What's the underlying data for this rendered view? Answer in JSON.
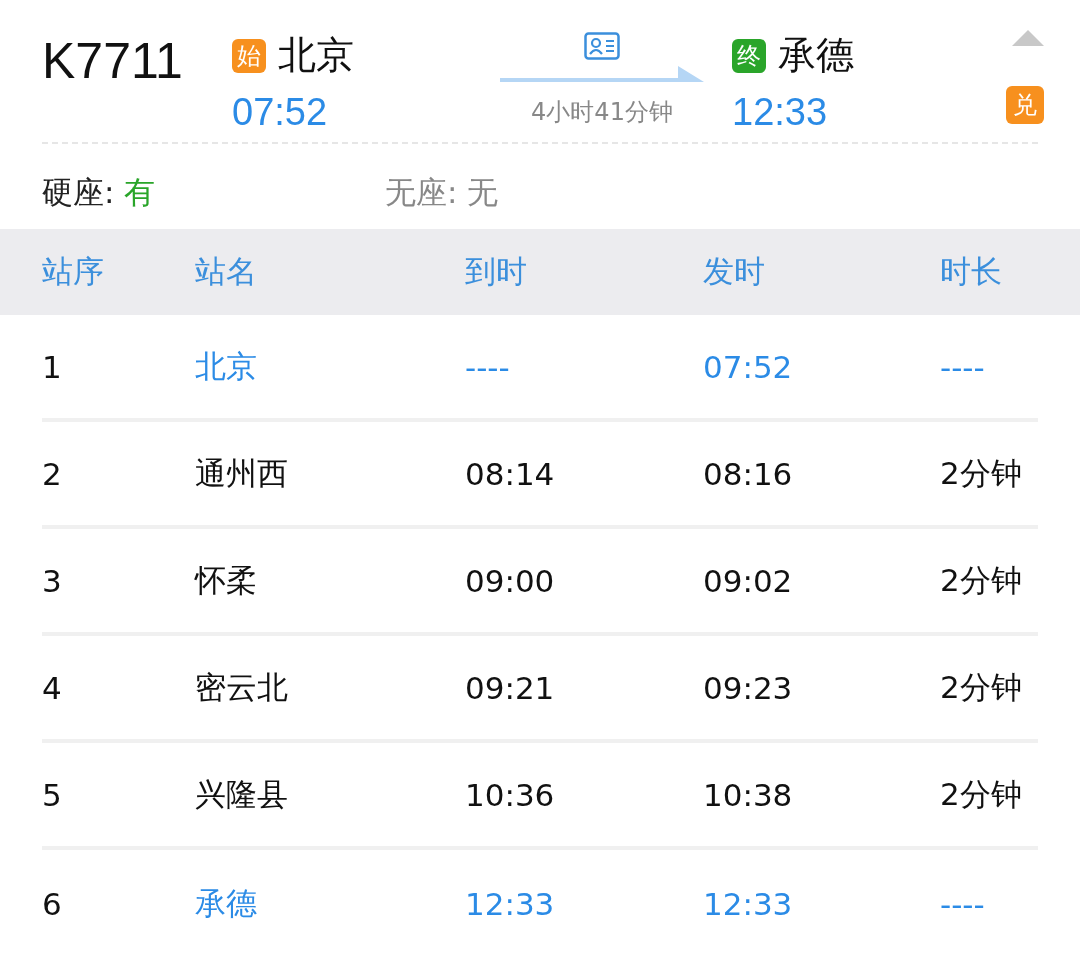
{
  "train": {
    "number": "K7711",
    "from": {
      "badge": "始",
      "station": "北京",
      "time": "07:52"
    },
    "to": {
      "badge": "终",
      "station": "承德",
      "time": "12:33"
    },
    "duration": "4小时41分钟",
    "exchange_badge": "兑"
  },
  "seats": [
    {
      "label": "硬座:",
      "value": "有",
      "available": true
    },
    {
      "label": "无座:",
      "value": "无",
      "available": false
    }
  ],
  "table": {
    "columns": [
      "站序",
      "站名",
      "到时",
      "发时",
      "时长"
    ],
    "rows": [
      {
        "kind": "terminal",
        "cells": [
          "1",
          "北京",
          "----",
          "07:52",
          "----"
        ]
      },
      {
        "kind": "stop",
        "cells": [
          "2",
          "通州西",
          "08:14",
          "08:16",
          "2分钟"
        ]
      },
      {
        "kind": "stop",
        "cells": [
          "3",
          "怀柔",
          "09:00",
          "09:02",
          "2分钟"
        ]
      },
      {
        "kind": "stop",
        "cells": [
          "4",
          "密云北",
          "09:21",
          "09:23",
          "2分钟"
        ]
      },
      {
        "kind": "stop",
        "cells": [
          "5",
          "兴隆县",
          "10:36",
          "10:38",
          "2分钟"
        ]
      },
      {
        "kind": "terminal",
        "cells": [
          "6",
          "承德",
          "12:33",
          "12:33",
          "----"
        ]
      }
    ]
  }
}
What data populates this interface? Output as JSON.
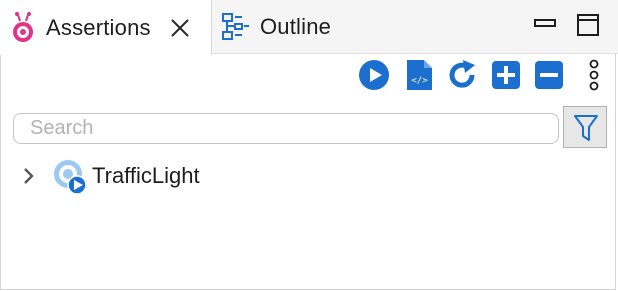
{
  "tabs": [
    {
      "label": "Assertions",
      "icon": "assertions-icon",
      "active": true,
      "close_icon": "close-icon"
    },
    {
      "label": "Outline",
      "icon": "outline-icon",
      "active": false
    }
  ],
  "view_controls": [
    {
      "name": "minimize-icon"
    },
    {
      "name": "maximize-icon"
    }
  ],
  "toolbar": [
    {
      "name": "run-icon"
    },
    {
      "name": "source-file-icon"
    },
    {
      "name": "refresh-icon"
    },
    {
      "name": "expand-all-icon"
    },
    {
      "name": "collapse-all-icon"
    },
    {
      "name": "more-options-icon"
    }
  ],
  "search": {
    "placeholder": "Search",
    "value": ""
  },
  "filter_icon": "filter-icon",
  "tree": [
    {
      "label": "TrafficLight",
      "expanded": false,
      "icon": "traffic-light-model-icon"
    }
  ],
  "colors": {
    "accent": "#1d6fcf",
    "assertions_pink": "#e0338a",
    "light_blue": "#9cc8f4"
  }
}
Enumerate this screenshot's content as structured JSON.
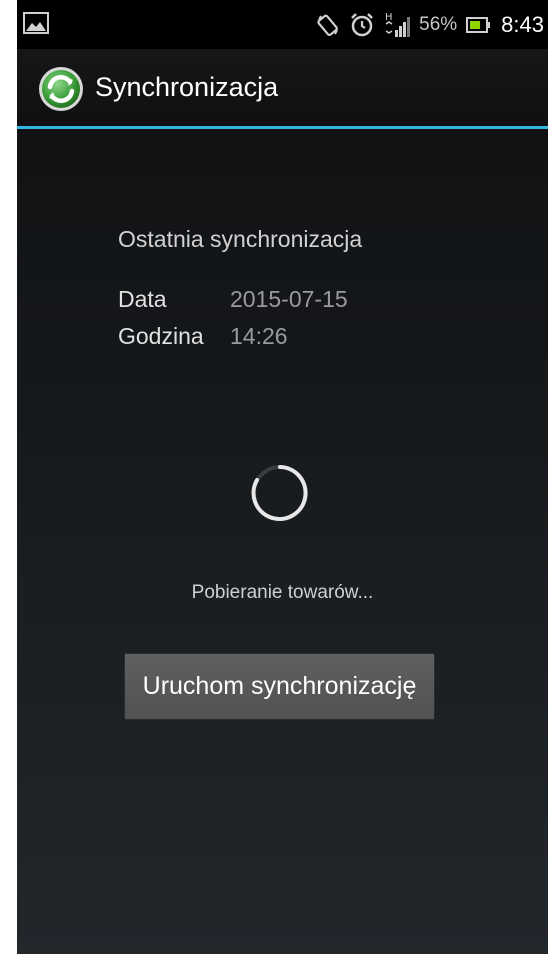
{
  "status_bar": {
    "left_icon": "gallery-notification-icon",
    "icons": [
      "screen-rotation-icon",
      "alarm-icon",
      "signal-hspa-icon",
      "battery-icon"
    ],
    "battery_percent": "56%",
    "time": "8:43",
    "battery_color": "#8ed400"
  },
  "action_bar": {
    "app_icon": "sync-app-icon",
    "title": "Synchronizacja",
    "accent_color": "#33b5e5"
  },
  "last_sync": {
    "heading": "Ostatnia synchronizacja",
    "date_label": "Data",
    "date_value": "2015-07-15",
    "time_label": "Godzina",
    "time_value": "14:26"
  },
  "progress": {
    "spinner_icon": "loading-spinner-icon",
    "text": "Pobieranie towarów..."
  },
  "actions": {
    "start_sync_label": "Uruchom synchronizację"
  }
}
::::
Copy every record above exactly, leaving out the pictures.

◆ REPLY:
What's the underlying data for this rendered view? Answer in JSON.
{
  "train": {
    "number": "K7711",
    "from": {
      "badge": "始",
      "station": "北京",
      "time": "07:52"
    },
    "to": {
      "badge": "终",
      "station": "承德",
      "time": "12:33"
    },
    "duration": "4小时41分钟",
    "exchange_badge": "兑"
  },
  "seats": [
    {
      "label": "硬座:",
      "value": "有",
      "available": true
    },
    {
      "label": "无座:",
      "value": "无",
      "available": false
    }
  ],
  "table": {
    "columns": [
      "站序",
      "站名",
      "到时",
      "发时",
      "时长"
    ],
    "rows": [
      {
        "kind": "terminal",
        "cells": [
          "1",
          "北京",
          "----",
          "07:52",
          "----"
        ]
      },
      {
        "kind": "stop",
        "cells": [
          "2",
          "通州西",
          "08:14",
          "08:16",
          "2分钟"
        ]
      },
      {
        "kind": "stop",
        "cells": [
          "3",
          "怀柔",
          "09:00",
          "09:02",
          "2分钟"
        ]
      },
      {
        "kind": "stop",
        "cells": [
          "4",
          "密云北",
          "09:21",
          "09:23",
          "2分钟"
        ]
      },
      {
        "kind": "stop",
        "cells": [
          "5",
          "兴隆县",
          "10:36",
          "10:38",
          "2分钟"
        ]
      },
      {
        "kind": "terminal",
        "cells": [
          "6",
          "承德",
          "12:33",
          "12:33",
          "----"
        ]
      }
    ]
  }
}
What data populates this interface? Output as JSON.
{
  "tabs": [
    {
      "label": "Assertions",
      "icon": "assertions-icon",
      "active": true,
      "close_icon": "close-icon"
    },
    {
      "label": "Outline",
      "icon": "outline-icon",
      "active": false
    }
  ],
  "view_controls": [
    {
      "name": "minimize-icon"
    },
    {
      "name": "maximize-icon"
    }
  ],
  "toolbar": [
    {
      "name": "run-icon"
    },
    {
      "name": "source-file-icon"
    },
    {
      "name": "refresh-icon"
    },
    {
      "name": "expand-all-icon"
    },
    {
      "name": "collapse-all-icon"
    },
    {
      "name": "more-options-icon"
    }
  ],
  "search": {
    "placeholder": "Search",
    "value": ""
  },
  "filter_icon": "filter-icon",
  "tree": [
    {
      "label": "TrafficLight",
      "expanded": false,
      "icon": "traffic-light-model-icon"
    }
  ],
  "colors": {
    "accent": "#1d6fcf",
    "assertions_pink": "#e0338a",
    "light_blue": "#9cc8f4"
  }
}
Enumerate this screenshot's content as structured JSON.
{
  "status_bar": {
    "left_icon": "gallery-notification-icon",
    "icons": [
      "screen-rotation-icon",
      "alarm-icon",
      "signal-hspa-icon",
      "battery-icon"
    ],
    "battery_percent": "56%",
    "time": "8:43",
    "battery_color": "#8ed400"
  },
  "action_bar": {
    "app_icon": "sync-app-icon",
    "title": "Synchronizacja",
    "accent_color": "#33b5e5"
  },
  "last_sync": {
    "heading": "Ostatnia synchronizacja",
    "date_label": "Data",
    "date_value": "2015-07-15",
    "time_label": "Godzina",
    "time_value": "14:26"
  },
  "progress": {
    "spinner_icon": "loading-spinner-icon",
    "text": "Pobieranie towarów..."
  },
  "actions": {
    "start_sync_label": "Uruchom synchronizację"
  }
}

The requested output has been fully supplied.